Recorded data:
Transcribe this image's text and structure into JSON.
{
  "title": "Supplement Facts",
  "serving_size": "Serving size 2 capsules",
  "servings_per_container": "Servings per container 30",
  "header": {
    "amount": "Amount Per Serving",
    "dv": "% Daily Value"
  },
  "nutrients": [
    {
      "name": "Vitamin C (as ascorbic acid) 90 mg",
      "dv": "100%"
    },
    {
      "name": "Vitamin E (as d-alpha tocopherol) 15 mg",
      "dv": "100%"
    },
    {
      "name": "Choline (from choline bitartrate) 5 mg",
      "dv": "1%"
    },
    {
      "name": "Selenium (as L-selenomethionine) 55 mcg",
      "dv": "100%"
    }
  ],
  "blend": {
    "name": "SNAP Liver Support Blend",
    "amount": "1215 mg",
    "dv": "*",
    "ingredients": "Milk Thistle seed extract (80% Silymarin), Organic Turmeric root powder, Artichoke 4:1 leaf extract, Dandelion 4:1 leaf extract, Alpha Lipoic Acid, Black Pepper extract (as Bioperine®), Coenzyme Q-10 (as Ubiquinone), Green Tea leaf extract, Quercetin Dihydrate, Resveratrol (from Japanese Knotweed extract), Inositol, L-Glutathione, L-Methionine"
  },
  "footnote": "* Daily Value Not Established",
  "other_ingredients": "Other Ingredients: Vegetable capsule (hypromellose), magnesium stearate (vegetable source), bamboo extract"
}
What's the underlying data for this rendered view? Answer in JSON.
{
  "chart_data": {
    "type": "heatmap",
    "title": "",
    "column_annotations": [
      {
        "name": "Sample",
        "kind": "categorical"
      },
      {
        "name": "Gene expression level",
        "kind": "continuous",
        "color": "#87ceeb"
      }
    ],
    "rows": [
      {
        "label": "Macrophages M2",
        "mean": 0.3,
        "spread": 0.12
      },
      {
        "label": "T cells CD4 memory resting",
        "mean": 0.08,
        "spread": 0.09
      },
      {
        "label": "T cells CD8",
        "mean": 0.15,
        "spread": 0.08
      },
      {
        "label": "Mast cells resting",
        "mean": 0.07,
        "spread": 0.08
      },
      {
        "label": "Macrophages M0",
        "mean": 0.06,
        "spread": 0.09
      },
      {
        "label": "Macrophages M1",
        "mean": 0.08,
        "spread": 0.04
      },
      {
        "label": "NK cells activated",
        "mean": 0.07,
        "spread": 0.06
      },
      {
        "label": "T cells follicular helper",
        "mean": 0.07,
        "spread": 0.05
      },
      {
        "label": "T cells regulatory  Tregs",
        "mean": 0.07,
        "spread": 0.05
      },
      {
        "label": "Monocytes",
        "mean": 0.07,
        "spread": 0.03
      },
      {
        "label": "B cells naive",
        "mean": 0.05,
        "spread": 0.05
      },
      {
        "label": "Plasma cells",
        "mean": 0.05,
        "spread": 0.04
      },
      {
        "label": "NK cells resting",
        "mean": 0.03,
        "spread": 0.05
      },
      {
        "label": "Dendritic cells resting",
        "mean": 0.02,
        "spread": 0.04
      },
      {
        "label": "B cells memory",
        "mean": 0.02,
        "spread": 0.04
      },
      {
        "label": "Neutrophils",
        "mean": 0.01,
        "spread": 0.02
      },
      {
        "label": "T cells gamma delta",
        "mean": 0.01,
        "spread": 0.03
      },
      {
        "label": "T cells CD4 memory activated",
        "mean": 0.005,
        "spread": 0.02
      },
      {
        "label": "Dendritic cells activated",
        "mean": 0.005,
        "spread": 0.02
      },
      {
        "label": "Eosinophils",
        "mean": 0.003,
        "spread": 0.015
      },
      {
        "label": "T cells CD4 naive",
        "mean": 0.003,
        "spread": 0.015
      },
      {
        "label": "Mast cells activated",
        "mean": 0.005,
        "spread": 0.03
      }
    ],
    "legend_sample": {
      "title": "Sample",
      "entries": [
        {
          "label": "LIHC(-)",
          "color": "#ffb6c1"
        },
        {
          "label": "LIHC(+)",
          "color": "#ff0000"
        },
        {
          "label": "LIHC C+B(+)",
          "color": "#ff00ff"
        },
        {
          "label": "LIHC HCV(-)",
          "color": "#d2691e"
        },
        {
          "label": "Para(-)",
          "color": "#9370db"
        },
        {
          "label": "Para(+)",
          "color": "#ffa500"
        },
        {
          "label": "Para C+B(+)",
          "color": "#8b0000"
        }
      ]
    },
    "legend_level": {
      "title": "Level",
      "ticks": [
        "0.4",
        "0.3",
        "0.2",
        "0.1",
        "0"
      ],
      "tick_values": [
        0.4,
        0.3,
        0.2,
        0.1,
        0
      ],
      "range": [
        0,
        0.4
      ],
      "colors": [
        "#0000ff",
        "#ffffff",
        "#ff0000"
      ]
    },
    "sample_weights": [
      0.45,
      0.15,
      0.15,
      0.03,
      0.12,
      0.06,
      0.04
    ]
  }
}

## Work to be completed
Each line above with the word "amount" must be returned.

## Expected answer
    "amount": "Amount Per Serving",
    "amount": "1215 mg",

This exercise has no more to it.